(Dataset listings of figures)
———

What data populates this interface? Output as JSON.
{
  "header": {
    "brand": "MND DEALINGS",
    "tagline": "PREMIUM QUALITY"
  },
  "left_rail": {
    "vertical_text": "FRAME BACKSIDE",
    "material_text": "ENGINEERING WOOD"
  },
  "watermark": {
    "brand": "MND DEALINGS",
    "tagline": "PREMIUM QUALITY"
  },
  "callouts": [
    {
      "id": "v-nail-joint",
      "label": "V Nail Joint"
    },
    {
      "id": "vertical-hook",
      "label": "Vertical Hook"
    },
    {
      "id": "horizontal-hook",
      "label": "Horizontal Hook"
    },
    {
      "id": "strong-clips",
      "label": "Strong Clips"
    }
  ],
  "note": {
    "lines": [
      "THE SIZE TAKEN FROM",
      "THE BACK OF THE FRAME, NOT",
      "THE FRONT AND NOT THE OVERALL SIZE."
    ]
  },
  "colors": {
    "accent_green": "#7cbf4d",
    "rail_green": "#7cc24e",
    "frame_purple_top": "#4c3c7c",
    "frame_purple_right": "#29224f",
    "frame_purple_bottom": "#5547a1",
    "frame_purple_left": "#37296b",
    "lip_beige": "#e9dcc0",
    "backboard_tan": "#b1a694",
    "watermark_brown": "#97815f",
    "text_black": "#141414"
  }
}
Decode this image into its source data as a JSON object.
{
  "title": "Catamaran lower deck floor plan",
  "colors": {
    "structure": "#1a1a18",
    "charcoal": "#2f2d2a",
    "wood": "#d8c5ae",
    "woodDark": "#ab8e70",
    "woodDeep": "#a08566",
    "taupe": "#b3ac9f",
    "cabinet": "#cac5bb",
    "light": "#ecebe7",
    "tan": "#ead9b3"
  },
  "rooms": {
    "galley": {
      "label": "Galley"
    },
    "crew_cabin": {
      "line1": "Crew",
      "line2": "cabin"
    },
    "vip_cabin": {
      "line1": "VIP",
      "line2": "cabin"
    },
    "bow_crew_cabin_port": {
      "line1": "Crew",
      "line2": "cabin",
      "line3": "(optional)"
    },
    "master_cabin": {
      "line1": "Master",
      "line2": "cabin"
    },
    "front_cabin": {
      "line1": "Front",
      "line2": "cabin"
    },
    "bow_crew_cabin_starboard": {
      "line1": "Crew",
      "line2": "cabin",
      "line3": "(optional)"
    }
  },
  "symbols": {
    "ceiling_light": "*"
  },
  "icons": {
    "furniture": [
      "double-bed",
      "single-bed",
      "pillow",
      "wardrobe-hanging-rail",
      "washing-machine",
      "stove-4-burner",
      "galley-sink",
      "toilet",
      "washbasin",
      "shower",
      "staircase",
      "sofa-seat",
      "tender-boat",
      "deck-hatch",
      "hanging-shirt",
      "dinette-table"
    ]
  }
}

———

§ **Problem to work on**
Quote every line of the data, word for word.

§ **Response**
What data populates this interface? Output as JSON.
{
  "header": {
    "brand": "MND DEALINGS",
    "tagline": "PREMIUM QUALITY"
  },
  "left_rail": {
    "vertical_text": "FRAME BACKSIDE",
    "material_text": "ENGINEERING WOOD"
  },
  "watermark": {
    "brand": "MND DEALINGS",
    "tagline": "PREMIUM QUALITY"
  },
  "callouts": [
    {
      "id": "v-nail-joint",
      "label": "V Nail Joint"
    },
    {
      "id": "vertical-hook",
      "label": "Vertical Hook"
    },
    {
      "id": "horizontal-hook",
      "label": "Horizontal Hook"
    },
    {
      "id": "strong-clips",
      "label": "Strong Clips"
    }
  ],
  "note": {
    "lines": [
      "THE SIZE TAKEN FROM",
      "THE BACK OF THE FRAME, NOT",
      "THE FRONT AND NOT THE OVERALL SIZE."
    ]
  },
  "colors": {
    "accent_green": "#7cbf4d",
    "rail_green": "#7cc24e",
    "frame_purple_top": "#4c3c7c",
    "frame_purple_right": "#29224f",
    "frame_purple_bottom": "#5547a1",
    "frame_purple_left": "#37296b",
    "lip_beige": "#e9dcc0",
    "backboard_tan": "#b1a694",
    "watermark_brown": "#97815f",
    "text_black": "#141414"
  }
}
Decode this image into its source data as a JSON object.
{
  "title": "Catamaran lower deck floor plan",
  "colors": {
    "structure": "#1a1a18",
    "charcoal": "#2f2d2a",
    "wood": "#d8c5ae",
    "woodDark": "#ab8e70",
    "woodDeep": "#a08566",
    "taupe": "#b3ac9f",
    "cabinet": "#cac5bb",
    "light": "#ecebe7",
    "tan": "#ead9b3"
  },
  "rooms": {
    "galley": {
      "label": "Galley"
    },
    "crew_cabin": {
      "line1": "Crew",
      "line2": "cabin"
    },
    "vip_cabin": {
      "line1": "VIP",
      "line2": "cabin"
    },
    "bow_crew_cabin_port": {
      "line1": "Crew",
      "line2": "cabin",
      "line3": "(optional)"
    },
    "master_cabin": {
      "line1": "Master",
      "line2": "cabin"
    },
    "front_cabin": {
      "line1": "Front",
      "line2": "cabin"
    },
    "bow_crew_cabin_starboard": {
      "line1": "Crew",
      "line2": "cabin",
      "line3": "(optional)"
    }
  },
  "symbols": {
    "ceiling_light": "*"
  },
  "icons": {
    "furniture": [
      "double-bed",
      "single-bed",
      "pillow",
      "wardrobe-hanging-rail",
      "washing-machine",
      "stove-4-burner",
      "galley-sink",
      "toilet",
      "washbasin",
      "shower",
      "staircase",
      "sofa-seat",
      "tender-boat",
      "deck-hatch",
      "hanging-shirt",
      "dinette-table"
    ]
  }
}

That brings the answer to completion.